[The data]
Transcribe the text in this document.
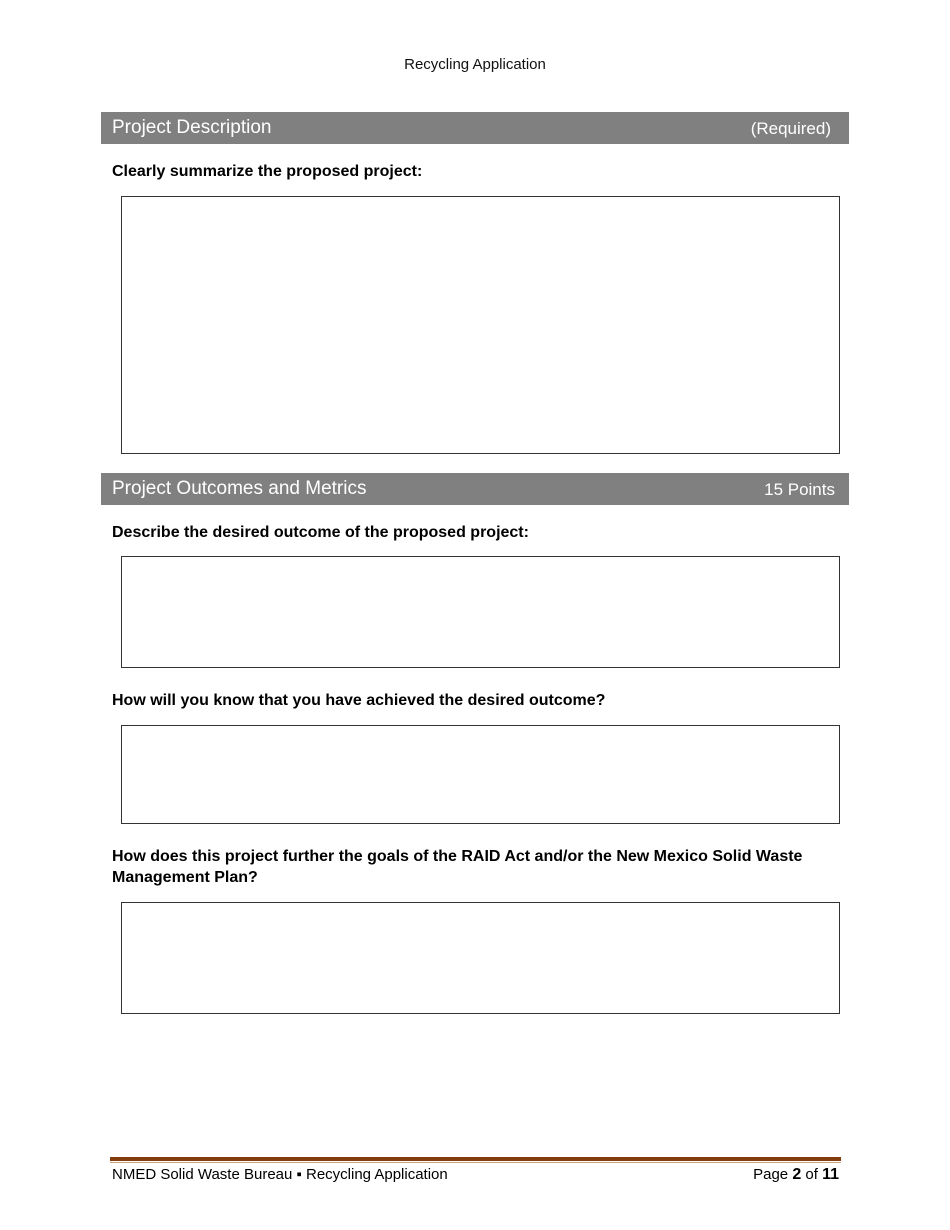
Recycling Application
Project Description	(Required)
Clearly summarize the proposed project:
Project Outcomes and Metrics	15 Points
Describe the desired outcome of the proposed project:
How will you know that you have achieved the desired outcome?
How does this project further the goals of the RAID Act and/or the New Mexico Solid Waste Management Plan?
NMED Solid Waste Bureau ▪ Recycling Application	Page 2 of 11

* * *

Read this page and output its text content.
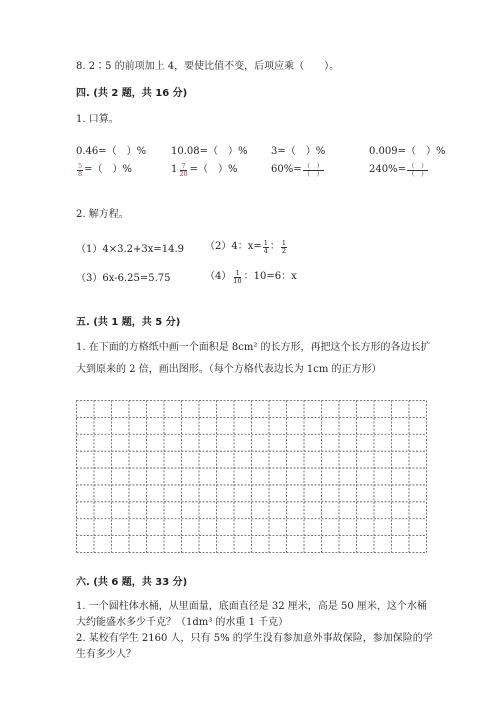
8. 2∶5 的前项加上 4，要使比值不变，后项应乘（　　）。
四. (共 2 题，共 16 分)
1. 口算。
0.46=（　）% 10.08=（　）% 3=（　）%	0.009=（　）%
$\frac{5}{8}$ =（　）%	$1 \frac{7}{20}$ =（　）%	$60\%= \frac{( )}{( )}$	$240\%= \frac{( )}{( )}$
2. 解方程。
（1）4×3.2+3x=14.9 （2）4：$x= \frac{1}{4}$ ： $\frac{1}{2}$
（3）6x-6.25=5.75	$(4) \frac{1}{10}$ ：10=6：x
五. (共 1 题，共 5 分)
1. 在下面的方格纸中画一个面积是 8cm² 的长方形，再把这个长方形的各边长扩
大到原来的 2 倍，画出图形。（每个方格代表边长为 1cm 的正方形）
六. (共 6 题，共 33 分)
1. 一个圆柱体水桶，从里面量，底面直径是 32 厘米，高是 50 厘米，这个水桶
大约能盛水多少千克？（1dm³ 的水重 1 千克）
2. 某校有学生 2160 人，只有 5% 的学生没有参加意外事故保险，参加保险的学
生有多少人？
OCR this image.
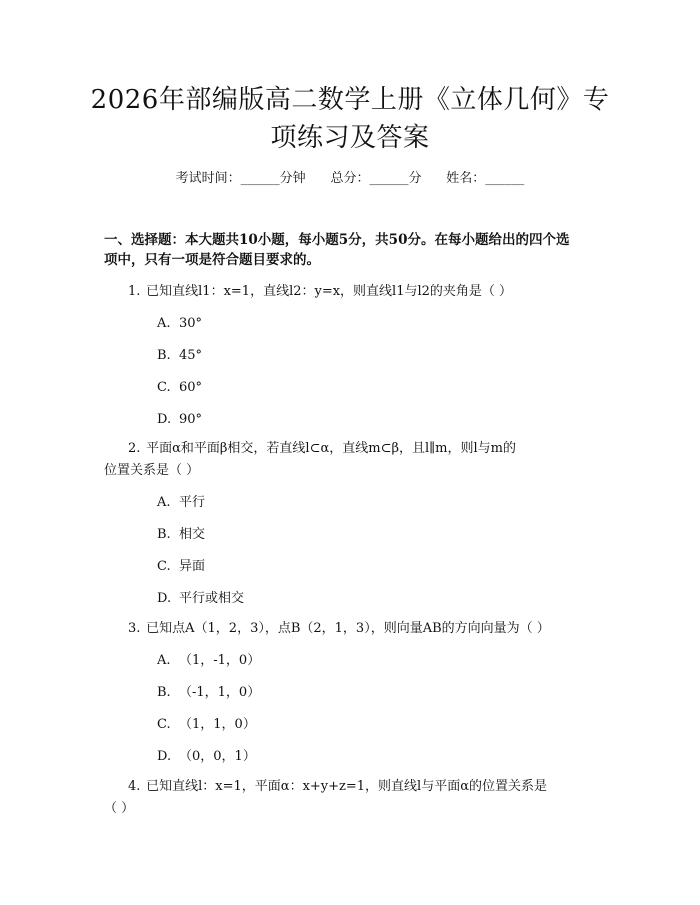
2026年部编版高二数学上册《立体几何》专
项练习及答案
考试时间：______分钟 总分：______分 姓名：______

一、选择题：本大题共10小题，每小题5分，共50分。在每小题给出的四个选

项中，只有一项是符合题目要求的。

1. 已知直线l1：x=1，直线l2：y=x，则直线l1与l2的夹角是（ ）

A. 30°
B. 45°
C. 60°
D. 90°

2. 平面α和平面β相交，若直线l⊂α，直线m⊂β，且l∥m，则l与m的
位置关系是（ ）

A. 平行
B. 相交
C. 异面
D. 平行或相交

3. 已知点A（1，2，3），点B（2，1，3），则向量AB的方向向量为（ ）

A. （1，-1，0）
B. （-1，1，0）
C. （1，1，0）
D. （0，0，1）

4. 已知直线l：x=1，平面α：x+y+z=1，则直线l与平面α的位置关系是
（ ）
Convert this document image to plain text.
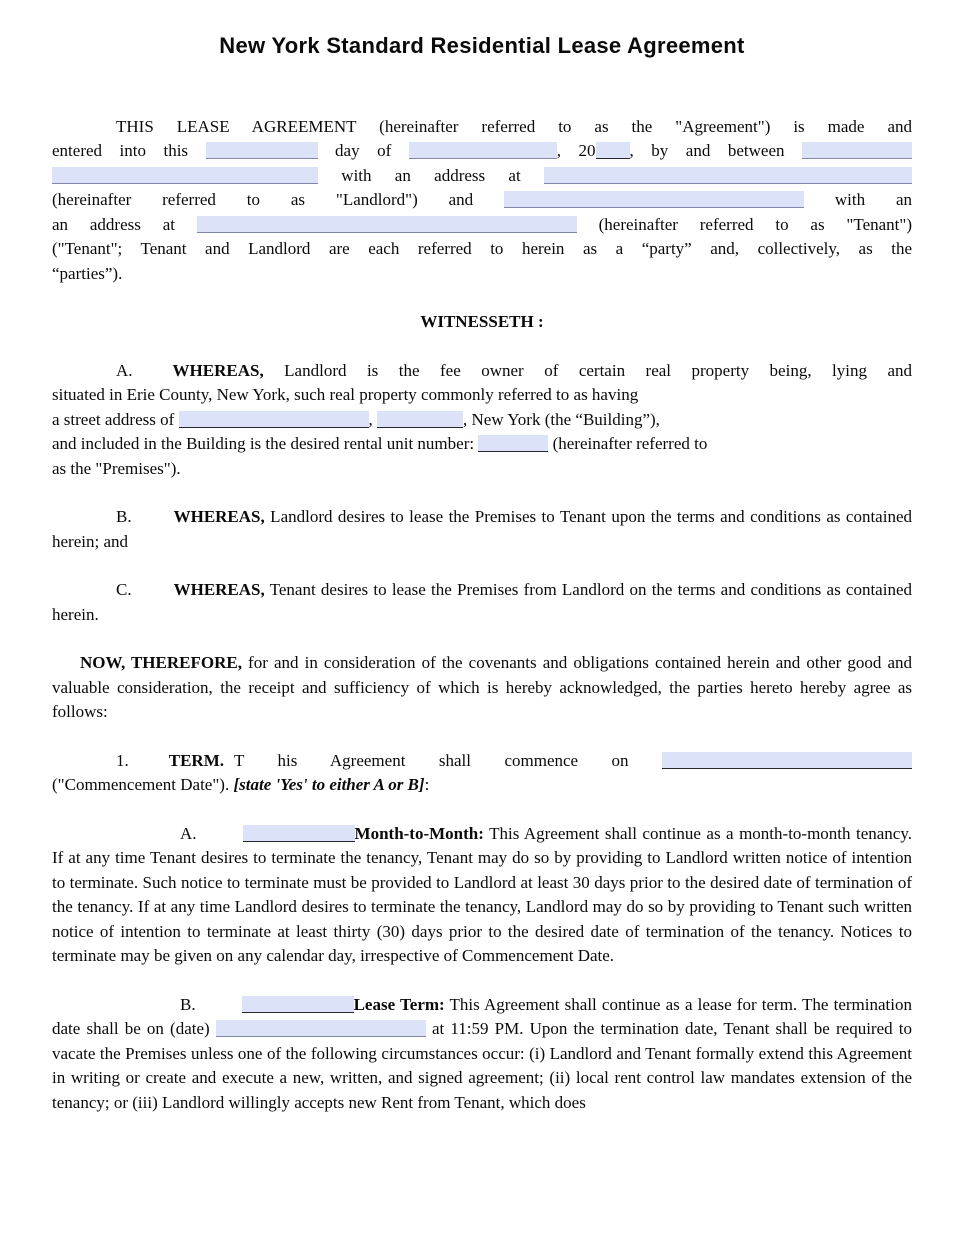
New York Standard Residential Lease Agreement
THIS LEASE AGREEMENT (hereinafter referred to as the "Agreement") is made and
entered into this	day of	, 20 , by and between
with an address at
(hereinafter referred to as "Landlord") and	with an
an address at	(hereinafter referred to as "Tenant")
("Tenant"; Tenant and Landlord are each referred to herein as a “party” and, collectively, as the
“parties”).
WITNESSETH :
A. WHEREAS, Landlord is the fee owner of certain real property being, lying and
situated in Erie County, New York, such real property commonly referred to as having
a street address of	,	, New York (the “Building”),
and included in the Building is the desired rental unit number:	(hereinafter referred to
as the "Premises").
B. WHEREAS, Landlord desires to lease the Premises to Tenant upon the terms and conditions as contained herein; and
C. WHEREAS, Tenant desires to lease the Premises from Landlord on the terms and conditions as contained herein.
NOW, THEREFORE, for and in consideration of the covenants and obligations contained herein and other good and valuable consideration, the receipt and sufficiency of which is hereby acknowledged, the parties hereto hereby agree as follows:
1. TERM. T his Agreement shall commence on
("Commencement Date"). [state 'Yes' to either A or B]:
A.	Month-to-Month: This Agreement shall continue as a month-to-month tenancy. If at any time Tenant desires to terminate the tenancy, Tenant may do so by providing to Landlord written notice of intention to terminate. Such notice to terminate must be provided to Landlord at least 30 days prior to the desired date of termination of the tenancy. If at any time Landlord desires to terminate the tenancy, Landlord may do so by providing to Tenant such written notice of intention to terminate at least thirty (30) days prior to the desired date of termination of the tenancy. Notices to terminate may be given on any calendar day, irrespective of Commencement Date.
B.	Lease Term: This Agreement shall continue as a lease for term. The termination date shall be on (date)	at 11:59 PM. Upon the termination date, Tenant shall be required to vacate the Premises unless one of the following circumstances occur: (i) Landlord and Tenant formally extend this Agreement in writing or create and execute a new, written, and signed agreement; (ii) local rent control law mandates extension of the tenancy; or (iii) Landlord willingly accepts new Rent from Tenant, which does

==

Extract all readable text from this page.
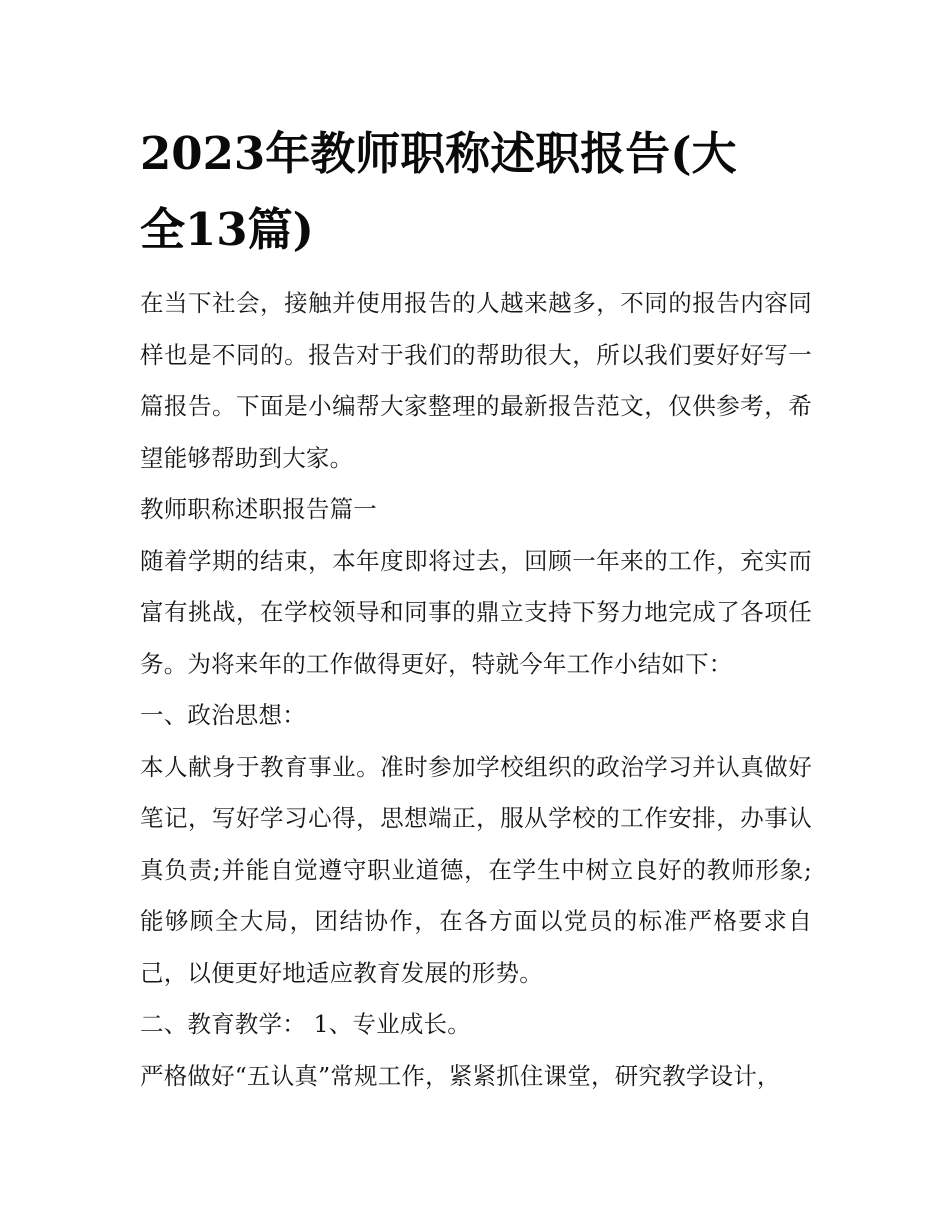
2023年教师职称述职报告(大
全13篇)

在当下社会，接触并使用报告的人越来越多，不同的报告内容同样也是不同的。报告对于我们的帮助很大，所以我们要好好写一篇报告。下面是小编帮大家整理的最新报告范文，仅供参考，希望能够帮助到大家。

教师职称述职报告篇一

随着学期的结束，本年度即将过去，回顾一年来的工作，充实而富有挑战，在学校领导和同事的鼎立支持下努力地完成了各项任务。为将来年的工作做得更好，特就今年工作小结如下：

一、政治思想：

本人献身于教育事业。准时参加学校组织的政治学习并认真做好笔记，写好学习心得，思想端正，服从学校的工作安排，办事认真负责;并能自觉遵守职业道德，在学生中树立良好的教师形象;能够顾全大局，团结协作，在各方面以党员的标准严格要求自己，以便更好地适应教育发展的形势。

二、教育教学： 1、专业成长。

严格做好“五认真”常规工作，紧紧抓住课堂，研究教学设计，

[Your instructions] Copy out each line of the data containing the string "address".

[Reply to the task]
with an address at
an address at	(hereinafter referred to as "Tenant")
a street address of	,	, New York (the “Building”),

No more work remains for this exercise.